(Given information):
━━━━━━━━
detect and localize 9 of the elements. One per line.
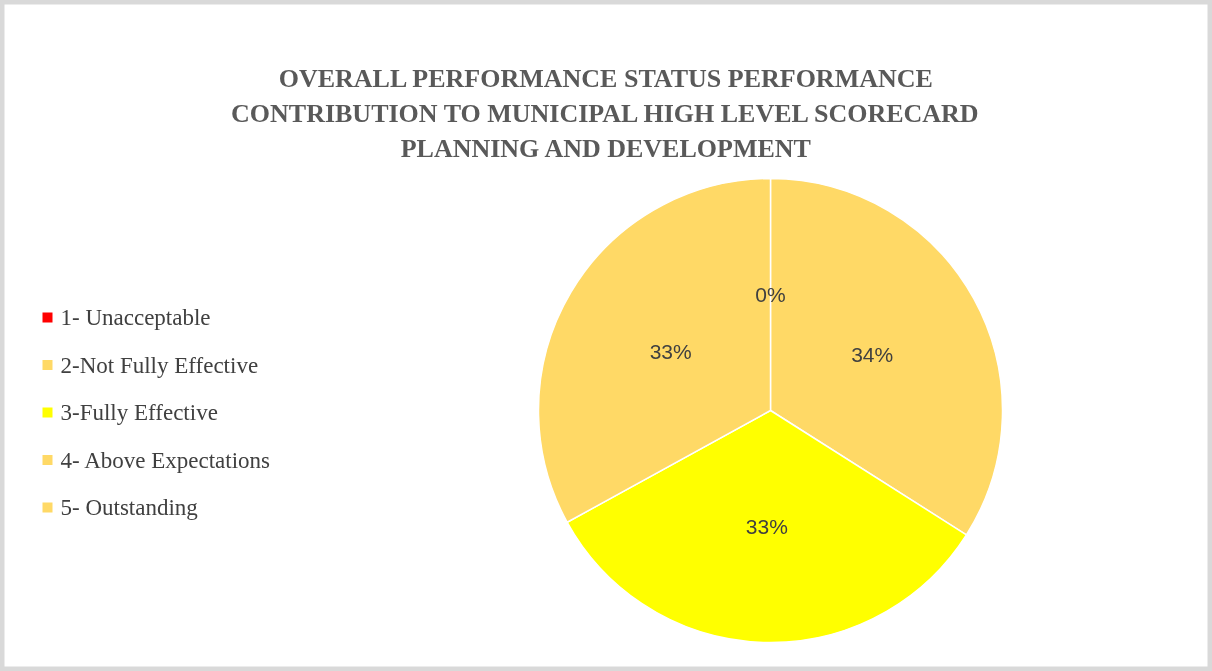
━━━━━━━━
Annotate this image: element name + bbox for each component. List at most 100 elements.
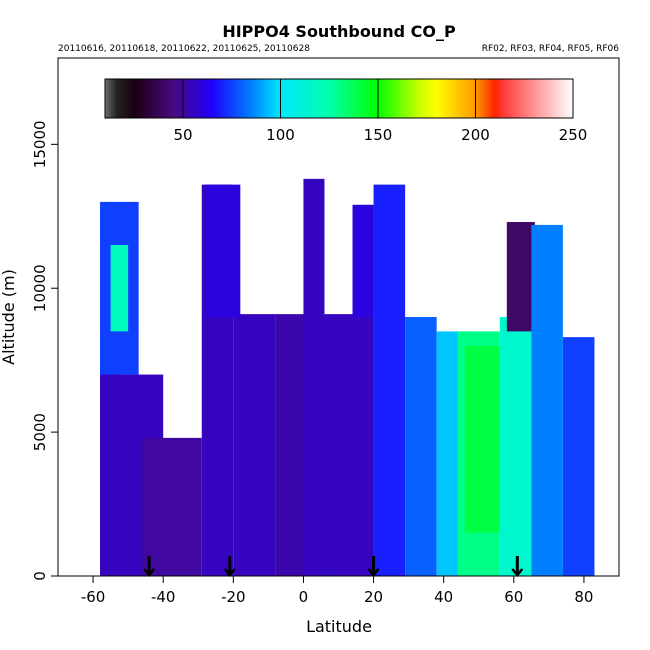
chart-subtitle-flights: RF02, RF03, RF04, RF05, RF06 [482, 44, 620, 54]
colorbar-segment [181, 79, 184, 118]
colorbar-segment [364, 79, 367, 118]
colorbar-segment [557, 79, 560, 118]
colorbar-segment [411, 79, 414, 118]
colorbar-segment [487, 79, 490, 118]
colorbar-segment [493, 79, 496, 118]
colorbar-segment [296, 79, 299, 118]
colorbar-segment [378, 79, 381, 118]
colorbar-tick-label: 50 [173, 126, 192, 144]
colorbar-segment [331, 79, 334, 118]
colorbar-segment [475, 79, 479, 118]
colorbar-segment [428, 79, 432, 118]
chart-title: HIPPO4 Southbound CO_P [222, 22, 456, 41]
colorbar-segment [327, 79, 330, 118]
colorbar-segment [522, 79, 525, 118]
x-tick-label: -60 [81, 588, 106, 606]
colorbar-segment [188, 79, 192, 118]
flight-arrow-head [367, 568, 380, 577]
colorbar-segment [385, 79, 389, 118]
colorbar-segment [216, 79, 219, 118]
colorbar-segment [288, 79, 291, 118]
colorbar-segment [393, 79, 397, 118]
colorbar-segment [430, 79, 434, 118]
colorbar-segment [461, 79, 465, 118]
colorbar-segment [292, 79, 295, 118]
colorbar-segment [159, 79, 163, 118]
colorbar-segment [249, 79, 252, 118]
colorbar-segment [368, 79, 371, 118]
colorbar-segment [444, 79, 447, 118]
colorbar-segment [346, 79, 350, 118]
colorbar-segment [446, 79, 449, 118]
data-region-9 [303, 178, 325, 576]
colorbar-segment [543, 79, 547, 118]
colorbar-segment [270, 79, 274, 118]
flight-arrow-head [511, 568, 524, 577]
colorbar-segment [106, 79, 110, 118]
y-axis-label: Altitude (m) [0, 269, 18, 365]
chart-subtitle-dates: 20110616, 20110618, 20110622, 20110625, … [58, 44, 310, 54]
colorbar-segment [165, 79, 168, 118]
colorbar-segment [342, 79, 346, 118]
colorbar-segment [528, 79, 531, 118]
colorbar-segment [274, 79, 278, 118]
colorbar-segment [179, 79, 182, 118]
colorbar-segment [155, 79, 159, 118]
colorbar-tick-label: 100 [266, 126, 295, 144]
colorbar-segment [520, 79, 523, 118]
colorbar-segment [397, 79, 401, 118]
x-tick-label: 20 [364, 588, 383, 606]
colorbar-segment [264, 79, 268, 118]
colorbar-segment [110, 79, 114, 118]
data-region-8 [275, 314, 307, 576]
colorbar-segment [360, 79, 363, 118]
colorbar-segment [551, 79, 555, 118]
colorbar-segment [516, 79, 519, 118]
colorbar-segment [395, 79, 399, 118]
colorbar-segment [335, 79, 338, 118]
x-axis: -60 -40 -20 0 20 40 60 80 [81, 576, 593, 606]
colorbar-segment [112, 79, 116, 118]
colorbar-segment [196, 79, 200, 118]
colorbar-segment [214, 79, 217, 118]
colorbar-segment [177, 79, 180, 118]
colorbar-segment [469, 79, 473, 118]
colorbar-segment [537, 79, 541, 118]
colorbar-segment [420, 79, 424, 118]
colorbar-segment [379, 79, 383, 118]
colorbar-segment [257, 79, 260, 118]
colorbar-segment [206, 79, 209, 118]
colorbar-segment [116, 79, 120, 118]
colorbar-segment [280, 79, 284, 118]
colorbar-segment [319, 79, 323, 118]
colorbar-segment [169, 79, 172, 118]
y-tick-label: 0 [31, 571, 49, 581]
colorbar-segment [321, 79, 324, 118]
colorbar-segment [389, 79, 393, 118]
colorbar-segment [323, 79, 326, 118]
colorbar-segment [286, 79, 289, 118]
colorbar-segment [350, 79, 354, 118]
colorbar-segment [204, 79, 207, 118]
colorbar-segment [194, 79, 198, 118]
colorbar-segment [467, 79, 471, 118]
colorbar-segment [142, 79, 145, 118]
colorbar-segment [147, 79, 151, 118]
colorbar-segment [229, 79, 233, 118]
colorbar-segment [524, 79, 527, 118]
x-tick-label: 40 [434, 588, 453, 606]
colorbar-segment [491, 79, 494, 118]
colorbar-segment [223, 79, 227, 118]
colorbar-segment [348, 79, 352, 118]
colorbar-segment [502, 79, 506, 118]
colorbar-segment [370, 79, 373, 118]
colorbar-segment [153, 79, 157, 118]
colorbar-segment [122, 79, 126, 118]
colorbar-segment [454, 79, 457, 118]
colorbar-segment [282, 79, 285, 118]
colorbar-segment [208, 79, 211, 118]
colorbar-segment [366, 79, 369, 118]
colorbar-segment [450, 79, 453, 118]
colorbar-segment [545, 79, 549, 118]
━━━━━━━━
(Set problem): Gather every line in the listing above that contains the string "tick", and copy each one in full.

(Worked solution):
colorbar-tick-label: 50 [173, 126, 192, 144]
x-tick-label: -60 [81, 588, 106, 606]
colorbar-tick-label: 100 [266, 126, 295, 144]
x-tick-label: 20 [364, 588, 383, 606]
y-tick-label: 0 [31, 571, 49, 581]
x-tick-label: 40 [434, 588, 453, 606]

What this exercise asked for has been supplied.